** Start of Provided data **

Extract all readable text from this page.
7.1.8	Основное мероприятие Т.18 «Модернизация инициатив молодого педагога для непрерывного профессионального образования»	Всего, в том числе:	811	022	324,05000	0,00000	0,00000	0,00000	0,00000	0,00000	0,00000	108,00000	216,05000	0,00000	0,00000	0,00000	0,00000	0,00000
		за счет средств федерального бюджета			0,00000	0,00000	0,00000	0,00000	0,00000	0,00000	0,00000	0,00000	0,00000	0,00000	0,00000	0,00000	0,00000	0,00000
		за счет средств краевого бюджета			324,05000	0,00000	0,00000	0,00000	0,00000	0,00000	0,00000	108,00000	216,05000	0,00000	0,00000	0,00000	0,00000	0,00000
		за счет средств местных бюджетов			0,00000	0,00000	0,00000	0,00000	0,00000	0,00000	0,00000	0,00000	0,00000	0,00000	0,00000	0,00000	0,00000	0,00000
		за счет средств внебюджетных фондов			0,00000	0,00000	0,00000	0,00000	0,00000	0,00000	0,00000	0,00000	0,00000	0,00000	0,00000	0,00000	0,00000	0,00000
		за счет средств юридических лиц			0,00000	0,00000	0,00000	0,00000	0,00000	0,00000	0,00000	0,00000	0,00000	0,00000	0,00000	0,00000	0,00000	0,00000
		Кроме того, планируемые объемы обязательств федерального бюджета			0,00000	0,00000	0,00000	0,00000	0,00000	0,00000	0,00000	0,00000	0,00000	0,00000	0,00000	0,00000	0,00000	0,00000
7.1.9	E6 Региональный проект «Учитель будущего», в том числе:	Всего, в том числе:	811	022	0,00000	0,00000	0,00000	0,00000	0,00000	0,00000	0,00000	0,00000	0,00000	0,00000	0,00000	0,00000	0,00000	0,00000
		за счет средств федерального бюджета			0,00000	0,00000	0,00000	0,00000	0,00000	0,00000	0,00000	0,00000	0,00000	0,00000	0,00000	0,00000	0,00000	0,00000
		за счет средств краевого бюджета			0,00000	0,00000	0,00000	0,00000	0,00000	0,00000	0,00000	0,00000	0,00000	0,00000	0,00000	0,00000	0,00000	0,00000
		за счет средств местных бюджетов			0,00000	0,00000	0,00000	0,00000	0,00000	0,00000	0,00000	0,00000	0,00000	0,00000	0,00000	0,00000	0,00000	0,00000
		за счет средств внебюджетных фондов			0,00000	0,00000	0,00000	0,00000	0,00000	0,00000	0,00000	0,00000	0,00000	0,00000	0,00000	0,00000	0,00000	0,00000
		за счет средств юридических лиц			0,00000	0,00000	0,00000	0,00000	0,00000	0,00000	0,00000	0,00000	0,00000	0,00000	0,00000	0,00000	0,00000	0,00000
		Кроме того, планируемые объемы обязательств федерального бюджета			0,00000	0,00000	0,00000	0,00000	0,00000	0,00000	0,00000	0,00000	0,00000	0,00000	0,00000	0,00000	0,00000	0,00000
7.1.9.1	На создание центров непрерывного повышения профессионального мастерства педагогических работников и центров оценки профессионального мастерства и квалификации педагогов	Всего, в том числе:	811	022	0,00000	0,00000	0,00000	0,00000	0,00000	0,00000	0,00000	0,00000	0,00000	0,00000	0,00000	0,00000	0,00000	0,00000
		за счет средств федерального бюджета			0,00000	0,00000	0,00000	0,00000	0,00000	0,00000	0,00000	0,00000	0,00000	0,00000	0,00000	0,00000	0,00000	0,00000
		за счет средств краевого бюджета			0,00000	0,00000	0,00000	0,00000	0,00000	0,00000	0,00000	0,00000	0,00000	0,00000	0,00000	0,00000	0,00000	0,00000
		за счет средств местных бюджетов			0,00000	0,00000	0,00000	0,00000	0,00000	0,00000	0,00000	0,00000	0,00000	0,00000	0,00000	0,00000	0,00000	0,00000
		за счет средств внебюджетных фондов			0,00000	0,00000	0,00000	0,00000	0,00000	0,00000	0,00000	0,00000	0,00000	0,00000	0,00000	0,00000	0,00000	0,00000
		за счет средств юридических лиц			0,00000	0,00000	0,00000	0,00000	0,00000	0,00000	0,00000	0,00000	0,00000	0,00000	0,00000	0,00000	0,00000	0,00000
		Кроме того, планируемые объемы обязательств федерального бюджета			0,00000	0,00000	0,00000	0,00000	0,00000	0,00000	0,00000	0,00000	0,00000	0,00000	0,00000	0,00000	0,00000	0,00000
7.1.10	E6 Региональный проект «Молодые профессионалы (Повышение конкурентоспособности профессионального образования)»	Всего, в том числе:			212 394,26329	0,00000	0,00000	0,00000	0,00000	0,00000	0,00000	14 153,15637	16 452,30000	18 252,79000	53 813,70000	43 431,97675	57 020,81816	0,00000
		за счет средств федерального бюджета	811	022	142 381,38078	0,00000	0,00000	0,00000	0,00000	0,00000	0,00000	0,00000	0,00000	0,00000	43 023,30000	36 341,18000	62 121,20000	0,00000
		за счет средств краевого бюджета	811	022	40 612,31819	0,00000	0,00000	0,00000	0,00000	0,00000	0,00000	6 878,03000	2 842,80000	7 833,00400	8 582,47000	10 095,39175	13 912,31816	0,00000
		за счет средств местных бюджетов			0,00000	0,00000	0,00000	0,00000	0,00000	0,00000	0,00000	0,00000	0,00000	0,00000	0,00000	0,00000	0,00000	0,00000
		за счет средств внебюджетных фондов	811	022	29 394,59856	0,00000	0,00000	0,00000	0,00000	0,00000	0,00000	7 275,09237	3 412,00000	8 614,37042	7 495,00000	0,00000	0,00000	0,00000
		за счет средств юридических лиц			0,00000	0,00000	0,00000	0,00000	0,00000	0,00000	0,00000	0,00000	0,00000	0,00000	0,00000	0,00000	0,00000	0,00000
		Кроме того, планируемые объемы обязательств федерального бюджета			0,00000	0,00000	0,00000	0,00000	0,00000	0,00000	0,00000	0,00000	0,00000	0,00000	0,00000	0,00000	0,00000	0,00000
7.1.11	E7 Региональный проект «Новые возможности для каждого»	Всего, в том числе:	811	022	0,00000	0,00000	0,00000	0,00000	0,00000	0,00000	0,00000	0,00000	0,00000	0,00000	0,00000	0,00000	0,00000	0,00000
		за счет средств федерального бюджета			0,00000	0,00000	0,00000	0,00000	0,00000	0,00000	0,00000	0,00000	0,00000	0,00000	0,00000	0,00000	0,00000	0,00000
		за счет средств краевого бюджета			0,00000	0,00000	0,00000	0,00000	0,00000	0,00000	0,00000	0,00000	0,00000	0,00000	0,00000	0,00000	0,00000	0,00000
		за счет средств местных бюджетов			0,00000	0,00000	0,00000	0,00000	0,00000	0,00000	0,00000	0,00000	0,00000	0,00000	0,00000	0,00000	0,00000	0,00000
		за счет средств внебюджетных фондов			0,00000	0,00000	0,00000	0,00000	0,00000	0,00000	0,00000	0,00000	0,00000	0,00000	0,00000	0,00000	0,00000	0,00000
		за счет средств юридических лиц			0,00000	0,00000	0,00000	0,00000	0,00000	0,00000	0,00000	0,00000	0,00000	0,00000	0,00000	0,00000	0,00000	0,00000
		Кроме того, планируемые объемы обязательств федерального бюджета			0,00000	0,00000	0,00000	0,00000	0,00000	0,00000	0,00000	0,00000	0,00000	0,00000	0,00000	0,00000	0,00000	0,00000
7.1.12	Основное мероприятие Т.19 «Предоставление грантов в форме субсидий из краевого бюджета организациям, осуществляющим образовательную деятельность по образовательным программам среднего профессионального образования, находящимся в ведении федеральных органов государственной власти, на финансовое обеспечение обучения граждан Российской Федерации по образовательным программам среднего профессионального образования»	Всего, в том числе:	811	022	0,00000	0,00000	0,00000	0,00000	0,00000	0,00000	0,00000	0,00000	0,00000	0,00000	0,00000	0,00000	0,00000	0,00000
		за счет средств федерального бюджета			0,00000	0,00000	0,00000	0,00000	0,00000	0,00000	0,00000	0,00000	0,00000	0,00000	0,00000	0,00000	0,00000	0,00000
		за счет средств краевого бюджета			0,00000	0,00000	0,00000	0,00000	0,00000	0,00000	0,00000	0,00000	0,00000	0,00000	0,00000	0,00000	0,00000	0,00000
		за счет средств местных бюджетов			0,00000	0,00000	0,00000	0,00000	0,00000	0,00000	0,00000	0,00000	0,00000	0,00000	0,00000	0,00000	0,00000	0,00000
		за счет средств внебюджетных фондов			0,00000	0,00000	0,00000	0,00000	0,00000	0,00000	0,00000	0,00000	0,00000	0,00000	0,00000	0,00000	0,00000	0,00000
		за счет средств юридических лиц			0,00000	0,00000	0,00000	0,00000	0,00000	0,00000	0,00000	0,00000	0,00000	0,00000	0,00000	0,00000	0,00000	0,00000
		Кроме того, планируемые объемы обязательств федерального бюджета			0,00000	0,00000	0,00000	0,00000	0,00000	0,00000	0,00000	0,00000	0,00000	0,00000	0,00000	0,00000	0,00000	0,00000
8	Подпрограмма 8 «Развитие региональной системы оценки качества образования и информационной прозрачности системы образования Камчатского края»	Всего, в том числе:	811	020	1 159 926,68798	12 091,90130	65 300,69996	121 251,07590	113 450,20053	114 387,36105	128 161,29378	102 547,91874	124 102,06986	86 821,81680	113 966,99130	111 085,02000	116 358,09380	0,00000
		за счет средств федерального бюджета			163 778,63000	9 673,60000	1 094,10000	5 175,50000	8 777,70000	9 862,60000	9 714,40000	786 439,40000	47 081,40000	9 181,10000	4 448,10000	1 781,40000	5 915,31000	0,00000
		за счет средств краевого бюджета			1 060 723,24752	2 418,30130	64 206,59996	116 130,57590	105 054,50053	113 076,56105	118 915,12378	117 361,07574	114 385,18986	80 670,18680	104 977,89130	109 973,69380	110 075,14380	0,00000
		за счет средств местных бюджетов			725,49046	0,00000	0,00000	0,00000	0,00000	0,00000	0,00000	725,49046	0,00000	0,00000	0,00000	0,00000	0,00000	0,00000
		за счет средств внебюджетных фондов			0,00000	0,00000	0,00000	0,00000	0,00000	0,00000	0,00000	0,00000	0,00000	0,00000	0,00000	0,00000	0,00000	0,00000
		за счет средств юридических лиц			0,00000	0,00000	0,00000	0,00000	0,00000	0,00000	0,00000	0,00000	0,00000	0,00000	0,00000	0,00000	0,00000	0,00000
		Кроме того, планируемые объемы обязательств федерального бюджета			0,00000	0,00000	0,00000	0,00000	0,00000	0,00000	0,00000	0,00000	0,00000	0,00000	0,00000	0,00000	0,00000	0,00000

** End of Provided data **

◆ Prompt: Working from the entries above, return all lines that contain "непрерывного".

◆ Answer in full:
7.1.8	Основное мероприятие Т.18 «Модернизация инициатив молодого педагога для непрерывного профессионального образования»	Всего, в том числе:	811	022	324,05000	0,00000	0,00000	0,00000	0,00000	0,00000	0,00000	108,00000	216,05000	0,00000	0,00000	0,00000	0,00000	0,00000
7.1.9.1	На создание центров непрерывного повышения профессионального мастерства педагогических работников и центров оценки профессионального мастерства и квалификации педагогов	Всего, в том числе:	811	022	0,00000	0,00000	0,00000	0,00000	0,00000	0,00000	0,00000	0,00000	0,00000	0,00000	0,00000	0,00000	0,00000	0,00000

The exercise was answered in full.